## Start SOURCE RECORDS

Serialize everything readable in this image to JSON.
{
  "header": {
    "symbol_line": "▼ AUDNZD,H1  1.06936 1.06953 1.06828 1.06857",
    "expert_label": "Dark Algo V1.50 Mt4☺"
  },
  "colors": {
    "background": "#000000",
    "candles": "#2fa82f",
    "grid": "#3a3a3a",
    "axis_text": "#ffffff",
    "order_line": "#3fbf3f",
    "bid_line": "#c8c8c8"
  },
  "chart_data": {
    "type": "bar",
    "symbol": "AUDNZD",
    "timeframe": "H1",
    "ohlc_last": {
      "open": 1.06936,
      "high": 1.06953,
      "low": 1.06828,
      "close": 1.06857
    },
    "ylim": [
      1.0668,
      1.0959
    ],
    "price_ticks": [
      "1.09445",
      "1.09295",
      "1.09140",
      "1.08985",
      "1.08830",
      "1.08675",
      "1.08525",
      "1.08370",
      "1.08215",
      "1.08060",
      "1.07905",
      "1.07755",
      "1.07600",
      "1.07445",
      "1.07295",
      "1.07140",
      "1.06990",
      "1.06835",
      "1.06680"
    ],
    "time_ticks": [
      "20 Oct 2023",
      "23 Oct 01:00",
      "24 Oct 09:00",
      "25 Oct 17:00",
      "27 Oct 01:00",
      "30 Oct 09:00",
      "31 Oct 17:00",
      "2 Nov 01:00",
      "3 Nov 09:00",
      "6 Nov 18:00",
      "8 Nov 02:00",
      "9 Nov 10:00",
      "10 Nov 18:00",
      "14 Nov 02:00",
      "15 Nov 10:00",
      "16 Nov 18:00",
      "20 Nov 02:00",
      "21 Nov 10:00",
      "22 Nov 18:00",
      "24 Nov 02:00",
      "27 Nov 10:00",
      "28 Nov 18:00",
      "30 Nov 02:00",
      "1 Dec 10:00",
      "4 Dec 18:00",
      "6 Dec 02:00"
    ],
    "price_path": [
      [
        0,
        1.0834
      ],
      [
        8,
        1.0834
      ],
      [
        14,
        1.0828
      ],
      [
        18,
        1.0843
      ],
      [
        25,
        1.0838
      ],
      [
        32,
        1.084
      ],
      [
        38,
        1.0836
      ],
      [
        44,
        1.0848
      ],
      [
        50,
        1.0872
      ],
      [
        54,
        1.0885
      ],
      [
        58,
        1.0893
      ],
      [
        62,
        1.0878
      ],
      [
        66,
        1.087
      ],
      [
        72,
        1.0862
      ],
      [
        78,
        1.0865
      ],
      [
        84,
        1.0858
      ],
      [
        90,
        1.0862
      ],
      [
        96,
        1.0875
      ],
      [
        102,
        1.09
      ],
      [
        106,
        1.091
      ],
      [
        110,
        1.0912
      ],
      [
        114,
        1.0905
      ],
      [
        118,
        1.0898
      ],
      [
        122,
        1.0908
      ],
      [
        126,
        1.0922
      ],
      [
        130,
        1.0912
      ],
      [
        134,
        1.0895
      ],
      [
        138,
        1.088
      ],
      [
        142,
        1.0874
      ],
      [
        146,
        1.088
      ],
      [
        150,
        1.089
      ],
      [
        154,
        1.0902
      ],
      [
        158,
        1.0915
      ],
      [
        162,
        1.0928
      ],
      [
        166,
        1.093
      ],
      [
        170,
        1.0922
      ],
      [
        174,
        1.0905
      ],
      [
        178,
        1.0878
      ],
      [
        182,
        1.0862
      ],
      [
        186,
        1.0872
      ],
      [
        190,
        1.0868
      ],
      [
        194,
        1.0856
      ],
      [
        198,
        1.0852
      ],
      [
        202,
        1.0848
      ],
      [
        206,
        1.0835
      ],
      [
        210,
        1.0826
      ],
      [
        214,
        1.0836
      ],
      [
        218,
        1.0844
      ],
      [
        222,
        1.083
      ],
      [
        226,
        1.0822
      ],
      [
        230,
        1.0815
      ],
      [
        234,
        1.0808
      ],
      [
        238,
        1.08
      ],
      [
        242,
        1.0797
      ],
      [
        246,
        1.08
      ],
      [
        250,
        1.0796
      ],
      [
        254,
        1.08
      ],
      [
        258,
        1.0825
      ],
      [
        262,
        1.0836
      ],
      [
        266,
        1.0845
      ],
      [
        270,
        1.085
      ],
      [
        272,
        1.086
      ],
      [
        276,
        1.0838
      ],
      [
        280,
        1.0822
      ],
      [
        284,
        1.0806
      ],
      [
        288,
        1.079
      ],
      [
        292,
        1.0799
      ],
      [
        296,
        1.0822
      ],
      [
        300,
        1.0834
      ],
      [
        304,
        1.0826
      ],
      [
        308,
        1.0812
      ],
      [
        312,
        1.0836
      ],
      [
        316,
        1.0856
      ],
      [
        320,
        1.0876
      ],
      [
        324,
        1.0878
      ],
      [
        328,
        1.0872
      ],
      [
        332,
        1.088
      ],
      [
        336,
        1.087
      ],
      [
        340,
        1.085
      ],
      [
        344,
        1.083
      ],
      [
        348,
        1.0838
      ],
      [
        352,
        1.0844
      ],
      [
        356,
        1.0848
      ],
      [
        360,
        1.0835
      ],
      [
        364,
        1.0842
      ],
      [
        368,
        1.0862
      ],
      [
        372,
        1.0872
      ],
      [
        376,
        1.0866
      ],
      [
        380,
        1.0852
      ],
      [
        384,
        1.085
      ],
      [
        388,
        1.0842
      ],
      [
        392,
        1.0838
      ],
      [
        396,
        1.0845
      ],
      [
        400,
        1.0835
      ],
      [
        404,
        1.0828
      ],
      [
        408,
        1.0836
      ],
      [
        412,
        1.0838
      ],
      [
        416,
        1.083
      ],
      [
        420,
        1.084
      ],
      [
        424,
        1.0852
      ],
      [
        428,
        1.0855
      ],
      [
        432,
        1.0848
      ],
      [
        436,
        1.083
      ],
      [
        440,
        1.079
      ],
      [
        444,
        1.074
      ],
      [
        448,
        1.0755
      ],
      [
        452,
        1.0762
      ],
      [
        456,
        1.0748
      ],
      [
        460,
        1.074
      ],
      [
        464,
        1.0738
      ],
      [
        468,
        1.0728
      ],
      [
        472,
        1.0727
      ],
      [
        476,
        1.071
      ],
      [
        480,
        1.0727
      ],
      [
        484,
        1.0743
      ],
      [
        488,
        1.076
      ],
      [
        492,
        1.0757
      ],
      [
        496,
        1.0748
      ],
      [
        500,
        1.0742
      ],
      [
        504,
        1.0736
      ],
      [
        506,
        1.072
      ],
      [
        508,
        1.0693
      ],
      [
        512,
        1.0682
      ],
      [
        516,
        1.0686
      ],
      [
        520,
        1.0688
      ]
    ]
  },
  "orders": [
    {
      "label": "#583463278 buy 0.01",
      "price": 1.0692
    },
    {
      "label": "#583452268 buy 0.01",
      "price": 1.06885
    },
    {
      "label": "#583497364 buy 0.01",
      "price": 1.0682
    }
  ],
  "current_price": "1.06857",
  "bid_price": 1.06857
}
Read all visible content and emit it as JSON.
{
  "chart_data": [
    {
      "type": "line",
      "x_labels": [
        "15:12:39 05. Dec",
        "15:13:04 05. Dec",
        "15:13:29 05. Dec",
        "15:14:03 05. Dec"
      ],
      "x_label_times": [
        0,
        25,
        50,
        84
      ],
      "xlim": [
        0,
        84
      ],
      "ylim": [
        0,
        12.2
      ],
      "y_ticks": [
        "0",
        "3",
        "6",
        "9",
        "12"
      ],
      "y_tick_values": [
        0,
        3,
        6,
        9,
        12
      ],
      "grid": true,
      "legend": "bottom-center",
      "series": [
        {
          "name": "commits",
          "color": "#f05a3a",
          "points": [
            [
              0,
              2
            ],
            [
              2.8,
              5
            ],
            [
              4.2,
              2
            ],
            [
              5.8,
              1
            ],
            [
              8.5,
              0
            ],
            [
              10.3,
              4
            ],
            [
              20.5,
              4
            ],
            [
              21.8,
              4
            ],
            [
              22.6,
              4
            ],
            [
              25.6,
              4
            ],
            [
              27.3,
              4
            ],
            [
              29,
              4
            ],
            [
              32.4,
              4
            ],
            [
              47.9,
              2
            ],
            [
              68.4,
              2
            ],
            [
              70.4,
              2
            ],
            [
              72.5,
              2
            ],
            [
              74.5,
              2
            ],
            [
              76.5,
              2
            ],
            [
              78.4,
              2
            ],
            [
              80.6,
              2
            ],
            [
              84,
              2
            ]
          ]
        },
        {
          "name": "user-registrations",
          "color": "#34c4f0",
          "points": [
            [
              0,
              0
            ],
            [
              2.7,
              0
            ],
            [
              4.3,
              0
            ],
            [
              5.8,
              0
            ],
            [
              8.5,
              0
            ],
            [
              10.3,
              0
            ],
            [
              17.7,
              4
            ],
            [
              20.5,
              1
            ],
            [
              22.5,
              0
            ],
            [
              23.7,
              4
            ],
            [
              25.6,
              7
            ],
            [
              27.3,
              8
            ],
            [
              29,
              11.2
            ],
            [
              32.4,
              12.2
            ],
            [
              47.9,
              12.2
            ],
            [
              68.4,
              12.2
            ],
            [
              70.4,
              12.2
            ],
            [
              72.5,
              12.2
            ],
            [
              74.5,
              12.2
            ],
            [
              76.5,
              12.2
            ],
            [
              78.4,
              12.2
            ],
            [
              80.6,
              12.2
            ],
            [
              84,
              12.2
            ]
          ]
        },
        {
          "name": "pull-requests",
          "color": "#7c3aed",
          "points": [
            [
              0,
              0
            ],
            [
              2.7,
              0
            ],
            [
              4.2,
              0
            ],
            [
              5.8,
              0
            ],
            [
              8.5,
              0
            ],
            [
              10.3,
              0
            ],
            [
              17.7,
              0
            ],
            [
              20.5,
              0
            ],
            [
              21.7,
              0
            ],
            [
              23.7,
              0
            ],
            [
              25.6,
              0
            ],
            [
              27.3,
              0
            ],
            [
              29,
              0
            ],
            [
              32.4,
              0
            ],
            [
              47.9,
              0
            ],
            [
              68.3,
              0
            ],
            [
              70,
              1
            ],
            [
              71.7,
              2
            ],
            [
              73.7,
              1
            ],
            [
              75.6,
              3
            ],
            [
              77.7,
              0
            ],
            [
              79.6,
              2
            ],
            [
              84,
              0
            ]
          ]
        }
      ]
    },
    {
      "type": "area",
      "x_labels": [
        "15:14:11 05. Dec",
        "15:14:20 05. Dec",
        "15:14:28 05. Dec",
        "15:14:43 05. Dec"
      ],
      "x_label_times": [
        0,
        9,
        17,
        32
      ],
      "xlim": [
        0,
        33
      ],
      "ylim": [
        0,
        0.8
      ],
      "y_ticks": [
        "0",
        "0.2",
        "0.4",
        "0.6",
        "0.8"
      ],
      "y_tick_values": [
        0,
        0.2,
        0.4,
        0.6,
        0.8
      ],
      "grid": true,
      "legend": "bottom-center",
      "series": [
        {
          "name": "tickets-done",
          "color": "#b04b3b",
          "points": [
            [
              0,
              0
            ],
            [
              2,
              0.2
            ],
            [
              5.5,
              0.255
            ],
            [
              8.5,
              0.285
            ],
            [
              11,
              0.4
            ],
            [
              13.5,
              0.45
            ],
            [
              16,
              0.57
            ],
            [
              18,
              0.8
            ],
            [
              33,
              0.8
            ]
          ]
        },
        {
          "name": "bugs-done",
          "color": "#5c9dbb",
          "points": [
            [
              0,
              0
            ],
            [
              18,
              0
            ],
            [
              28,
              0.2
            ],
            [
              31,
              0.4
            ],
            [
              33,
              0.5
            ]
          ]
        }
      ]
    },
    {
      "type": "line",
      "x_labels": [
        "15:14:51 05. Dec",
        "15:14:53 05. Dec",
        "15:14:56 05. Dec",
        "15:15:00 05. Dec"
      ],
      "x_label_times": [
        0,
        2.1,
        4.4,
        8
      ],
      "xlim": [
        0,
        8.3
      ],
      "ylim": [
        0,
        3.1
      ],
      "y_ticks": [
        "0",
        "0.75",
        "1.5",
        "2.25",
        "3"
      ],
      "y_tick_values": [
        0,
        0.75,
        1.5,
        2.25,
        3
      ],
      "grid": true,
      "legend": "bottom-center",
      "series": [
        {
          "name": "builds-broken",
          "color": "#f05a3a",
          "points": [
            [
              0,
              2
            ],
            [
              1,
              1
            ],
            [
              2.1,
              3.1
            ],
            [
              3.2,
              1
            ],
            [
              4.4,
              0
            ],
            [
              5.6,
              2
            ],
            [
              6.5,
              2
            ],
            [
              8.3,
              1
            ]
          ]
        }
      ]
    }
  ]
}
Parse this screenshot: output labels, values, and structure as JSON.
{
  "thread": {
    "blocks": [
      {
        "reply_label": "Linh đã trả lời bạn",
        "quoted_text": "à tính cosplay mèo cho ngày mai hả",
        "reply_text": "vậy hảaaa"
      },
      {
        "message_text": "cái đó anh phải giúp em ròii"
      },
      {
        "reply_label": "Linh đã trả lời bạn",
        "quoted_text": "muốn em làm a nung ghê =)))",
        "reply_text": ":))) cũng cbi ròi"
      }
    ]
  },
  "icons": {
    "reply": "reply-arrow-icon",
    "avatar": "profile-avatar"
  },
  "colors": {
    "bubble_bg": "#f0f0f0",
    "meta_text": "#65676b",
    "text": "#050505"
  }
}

## End SOURCE RECORDS

#### [STATED PROBLEM]
In the records above, locate the line that contains "Parse this screenshot: output". Repeat it and every line after it, exactly, and nothing else.

#### [ANSWER TO THIS PROBLEM]
Parse this screenshot: output labels, values, and structure as JSON.
{
  "thread": {
    "blocks": [
      {
        "reply_label": "Linh đã trả lời bạn",
        "quoted_text": "à tính cosplay mèo cho ngày mai hả",
        "reply_text": "vậy hảaaa"
      },
      {
        "message_text": "cái đó anh phải giúp em ròii"
      },
      {
        "reply_label": "Linh đã trả lời bạn",
        "quoted_text": "muốn em làm a nung ghê =)))",
        "reply_text": ":))) cũng cbi ròi"
      }
    ]
  },
  "icons": {
    "reply": "reply-arrow-icon",
    "avatar": "profile-avatar"
  },
  "colors": {
    "bubble_bg": "#f0f0f0",
    "meta_text": "#65676b",
    "text": "#050505"
  }
}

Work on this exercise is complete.